▶ _TO BE DONE_: The entries below should be output exactly as written.

▶ _DATASET EXTRACT_:

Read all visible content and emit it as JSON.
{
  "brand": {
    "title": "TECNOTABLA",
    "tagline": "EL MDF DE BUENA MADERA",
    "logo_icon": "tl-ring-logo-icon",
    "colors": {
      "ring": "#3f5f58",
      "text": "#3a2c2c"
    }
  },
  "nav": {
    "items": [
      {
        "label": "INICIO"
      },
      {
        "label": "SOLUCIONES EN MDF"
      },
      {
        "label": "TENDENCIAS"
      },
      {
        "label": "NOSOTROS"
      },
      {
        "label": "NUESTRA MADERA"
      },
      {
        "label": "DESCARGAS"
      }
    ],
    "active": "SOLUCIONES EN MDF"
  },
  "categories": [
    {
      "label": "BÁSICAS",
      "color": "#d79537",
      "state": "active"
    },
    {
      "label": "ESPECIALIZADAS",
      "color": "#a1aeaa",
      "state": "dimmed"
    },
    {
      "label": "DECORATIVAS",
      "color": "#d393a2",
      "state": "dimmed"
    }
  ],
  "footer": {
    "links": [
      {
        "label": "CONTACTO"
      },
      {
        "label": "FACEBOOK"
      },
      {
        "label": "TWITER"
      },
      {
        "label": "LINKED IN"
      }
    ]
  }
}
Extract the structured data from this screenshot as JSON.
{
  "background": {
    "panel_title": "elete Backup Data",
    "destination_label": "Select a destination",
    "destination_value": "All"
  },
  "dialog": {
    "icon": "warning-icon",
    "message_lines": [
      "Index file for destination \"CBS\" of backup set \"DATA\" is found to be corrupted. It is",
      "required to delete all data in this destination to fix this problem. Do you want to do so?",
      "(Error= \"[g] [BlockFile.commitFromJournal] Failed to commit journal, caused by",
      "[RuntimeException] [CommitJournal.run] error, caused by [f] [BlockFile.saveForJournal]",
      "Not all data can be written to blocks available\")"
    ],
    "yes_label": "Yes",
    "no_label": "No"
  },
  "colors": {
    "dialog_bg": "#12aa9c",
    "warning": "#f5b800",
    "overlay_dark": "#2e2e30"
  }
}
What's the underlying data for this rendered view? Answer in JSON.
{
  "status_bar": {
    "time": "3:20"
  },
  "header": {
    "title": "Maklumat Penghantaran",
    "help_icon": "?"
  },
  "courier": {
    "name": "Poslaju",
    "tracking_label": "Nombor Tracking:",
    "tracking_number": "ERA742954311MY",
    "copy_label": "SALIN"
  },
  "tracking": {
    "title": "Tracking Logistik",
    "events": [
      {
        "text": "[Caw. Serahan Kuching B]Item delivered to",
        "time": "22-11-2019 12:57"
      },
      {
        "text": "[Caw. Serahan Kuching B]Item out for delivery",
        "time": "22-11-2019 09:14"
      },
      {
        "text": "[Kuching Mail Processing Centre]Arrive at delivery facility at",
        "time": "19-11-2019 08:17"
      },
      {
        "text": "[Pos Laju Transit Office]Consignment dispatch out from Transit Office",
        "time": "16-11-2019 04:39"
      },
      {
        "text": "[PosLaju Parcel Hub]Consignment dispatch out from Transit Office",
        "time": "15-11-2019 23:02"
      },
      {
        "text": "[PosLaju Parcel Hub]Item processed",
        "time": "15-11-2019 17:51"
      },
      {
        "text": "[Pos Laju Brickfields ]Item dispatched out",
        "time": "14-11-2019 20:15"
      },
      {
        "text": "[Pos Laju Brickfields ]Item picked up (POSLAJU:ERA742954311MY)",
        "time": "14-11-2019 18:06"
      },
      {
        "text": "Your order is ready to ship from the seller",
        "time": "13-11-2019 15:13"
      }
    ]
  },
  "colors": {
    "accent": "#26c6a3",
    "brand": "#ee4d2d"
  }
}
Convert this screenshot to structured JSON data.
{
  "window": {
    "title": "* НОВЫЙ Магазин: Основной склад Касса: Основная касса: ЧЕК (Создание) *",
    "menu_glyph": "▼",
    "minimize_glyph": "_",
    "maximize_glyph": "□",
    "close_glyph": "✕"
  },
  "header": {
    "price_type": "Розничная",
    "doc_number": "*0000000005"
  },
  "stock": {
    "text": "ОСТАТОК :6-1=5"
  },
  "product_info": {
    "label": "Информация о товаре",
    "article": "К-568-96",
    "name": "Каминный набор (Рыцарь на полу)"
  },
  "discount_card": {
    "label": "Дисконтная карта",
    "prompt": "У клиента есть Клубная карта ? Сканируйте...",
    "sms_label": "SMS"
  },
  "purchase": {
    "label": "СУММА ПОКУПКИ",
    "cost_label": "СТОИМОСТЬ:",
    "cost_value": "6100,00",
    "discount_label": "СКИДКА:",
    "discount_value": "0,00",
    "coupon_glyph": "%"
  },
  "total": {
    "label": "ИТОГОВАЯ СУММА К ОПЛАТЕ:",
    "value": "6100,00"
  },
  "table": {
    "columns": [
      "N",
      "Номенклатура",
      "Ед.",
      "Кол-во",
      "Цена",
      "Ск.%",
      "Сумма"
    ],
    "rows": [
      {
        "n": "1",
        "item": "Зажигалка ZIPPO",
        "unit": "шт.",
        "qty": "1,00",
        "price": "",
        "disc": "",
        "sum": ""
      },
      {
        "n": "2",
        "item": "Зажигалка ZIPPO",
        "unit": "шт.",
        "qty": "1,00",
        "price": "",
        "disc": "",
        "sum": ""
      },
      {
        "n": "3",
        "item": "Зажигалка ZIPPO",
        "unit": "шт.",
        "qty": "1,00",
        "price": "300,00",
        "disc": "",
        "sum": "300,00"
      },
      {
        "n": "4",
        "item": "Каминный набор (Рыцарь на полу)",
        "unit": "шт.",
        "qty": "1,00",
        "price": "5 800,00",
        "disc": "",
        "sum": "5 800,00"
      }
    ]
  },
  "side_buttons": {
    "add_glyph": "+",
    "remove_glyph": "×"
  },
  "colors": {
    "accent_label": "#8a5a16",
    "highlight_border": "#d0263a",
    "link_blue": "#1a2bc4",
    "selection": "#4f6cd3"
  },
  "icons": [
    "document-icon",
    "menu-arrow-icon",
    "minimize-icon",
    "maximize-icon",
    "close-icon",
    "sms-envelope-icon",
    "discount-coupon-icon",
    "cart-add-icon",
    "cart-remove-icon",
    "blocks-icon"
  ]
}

▶ _EXERCISE OUTPUT_:
Read all visible content and emit it as JSON.
{
  "brand": {
    "title": "TECNOTABLA",
    "tagline": "EL MDF DE BUENA MADERA",
    "logo_icon": "tl-ring-logo-icon",
    "colors": {
      "ring": "#3f5f58",
      "text": "#3a2c2c"
    }
  },
  "nav": {
    "items": [
      {
        "label": "INICIO"
      },
      {
        "label": "SOLUCIONES EN MDF"
      },
      {
        "label": "TENDENCIAS"
      },
      {
        "label": "NOSOTROS"
      },
      {
        "label": "NUESTRA MADERA"
      },
      {
        "label": "DESCARGAS"
      }
    ],
    "active": "SOLUCIONES EN MDF"
  },
  "categories": [
    {
      "label": "BÁSICAS",
      "color": "#d79537",
      "state": "active"
    },
    {
      "label": "ESPECIALIZADAS",
      "color": "#a1aeaa",
      "state": "dimmed"
    },
    {
      "label": "DECORATIVAS",
      "color": "#d393a2",
      "state": "dimmed"
    }
  ],
  "footer": {
    "links": [
      {
        "label": "CONTACTO"
      },
      {
        "label": "FACEBOOK"
      },
      {
        "label": "TWITER"
      },
      {
        "label": "LINKED IN"
      }
    ]
  }
}
Extract the structured data from this screenshot as JSON.
{
  "background": {
    "panel_title": "elete Backup Data",
    "destination_label": "Select a destination",
    "destination_value": "All"
  },
  "dialog": {
    "icon": "warning-icon",
    "message_lines": [
      "Index file for destination \"CBS\" of backup set \"DATA\" is found to be corrupted. It is",
      "required to delete all data in this destination to fix this problem. Do you want to do so?",
      "(Error= \"[g] [BlockFile.commitFromJournal] Failed to commit journal, caused by",
      "[RuntimeException] [CommitJournal.run] error, caused by [f] [BlockFile.saveForJournal]",
      "Not all data can be written to blocks available\")"
    ],
    "yes_label": "Yes",
    "no_label": "No"
  },
  "colors": {
    "dialog_bg": "#12aa9c",
    "warning": "#f5b800",
    "overlay_dark": "#2e2e30"
  }
}
What's the underlying data for this rendered view? Answer in JSON.
{
  "status_bar": {
    "time": "3:20"
  },
  "header": {
    "title": "Maklumat Penghantaran",
    "help_icon": "?"
  },
  "courier": {
    "name": "Poslaju",
    "tracking_label": "Nombor Tracking:",
    "tracking_number": "ERA742954311MY",
    "copy_label": "SALIN"
  },
  "tracking": {
    "title": "Tracking Logistik",
    "events": [
      {
        "text": "[Caw. Serahan Kuching B]Item delivered to",
        "time": "22-11-2019 12:57"
      },
      {
        "text": "[Caw. Serahan Kuching B]Item out for delivery",
        "time": "22-11-2019 09:14"
      },
      {
        "text": "[Kuching Mail Processing Centre]Arrive at delivery facility at",
        "time": "19-11-2019 08:17"
      },
      {
        "text": "[Pos Laju Transit Office]Consignment dispatch out from Transit Office",
        "time": "16-11-2019 04:39"
      },
      {
        "text": "[PosLaju Parcel Hub]Consignment dispatch out from Transit Office",
        "time": "15-11-2019 23:02"
      },
      {
        "text": "[PosLaju Parcel Hub]Item processed",
        "time": "15-11-2019 17:51"
      },
      {
        "text": "[Pos Laju Brickfields ]Item dispatched out",
        "time": "14-11-2019 20:15"
      },
      {
        "text": "[Pos Laju Brickfields ]Item picked up (POSLAJU:ERA742954311MY)",
        "time": "14-11-2019 18:06"
      },
      {
        "text": "Your order is ready to ship from the seller",
        "time": "13-11-2019 15:13"
      }
    ]
  },
  "colors": {
    "accent": "#26c6a3",
    "brand": "#ee4d2d"
  }
}
Convert this screenshot to structured JSON data.
{
  "window": {
    "title": "* НОВЫЙ Магазин: Основной склад Касса: Основная касса: ЧЕК (Создание) *",
    "menu_glyph": "▼",
    "minimize_glyph": "_",
    "maximize_glyph": "□",
    "close_glyph": "✕"
  },
  "header": {
    "price_type": "Розничная",
    "doc_number": "*0000000005"
  },
  "stock": {
    "text": "ОСТАТОК :6-1=5"
  },
  "product_info": {
    "label": "Информация о товаре",
    "article": "К-568-96",
    "name": "Каминный набор (Рыцарь на полу)"
  },
  "discount_card": {
    "label": "Дисконтная карта",
    "prompt": "У клиента есть Клубная карта ? Сканируйте...",
    "sms_label": "SMS"
  },
  "purchase": {
    "label": "СУММА ПОКУПКИ",
    "cost_label": "СТОИМОСТЬ:",
    "cost_value": "6100,00",
    "discount_label": "СКИДКА:",
    "discount_value": "0,00",
    "coupon_glyph": "%"
  },
  "total": {
    "label": "ИТОГОВАЯ СУММА К ОПЛАТЕ:",
    "value": "6100,00"
  },
  "table": {
    "columns": [
      "N",
      "Номенклатура",
      "Ед.",
      "Кол-во",
      "Цена",
      "Ск.%",
      "Сумма"
    ],
    "rows": [
      {
        "n": "1",
        "item": "Зажигалка ZIPPO",
        "unit": "шт.",
        "qty": "1,00",
        "price": "",
        "disc": "",
        "sum": ""
      },
      {
        "n": "2",
        "item": "Зажигалка ZIPPO",
        "unit": "шт.",
        "qty": "1,00",
        "price": "",
        "disc": "",
        "sum": ""
      },
      {
        "n": "3",
        "item": "Зажигалка ZIPPO",
        "unit": "шт.",
        "qty": "1,00",
        "price": "300,00",
        "disc": "",
        "sum": "300,00"
      },
      {
        "n": "4",
        "item": "Каминный набор (Рыцарь на полу)",
        "unit": "шт.",
        "qty": "1,00",
        "price": "5 800,00",
        "disc": "",
        "sum": "5 800,00"
      }
    ]
  },
  "side_buttons": {
    "add_glyph": "+",
    "remove_glyph": "×"
  },
  "colors": {
    "accent_label": "#8a5a16",
    "highlight_border": "#d0263a",
    "link_blue": "#1a2bc4",
    "selection": "#4f6cd3"
  },
  "icons": [
    "document-icon",
    "menu-arrow-icon",
    "minimize-icon",
    "maximize-icon",
    "close-icon",
    "sms-envelope-icon",
    "discount-coupon-icon",
    "cart-add-icon",
    "cart-remove-icon",
    "blocks-icon"
  ]
}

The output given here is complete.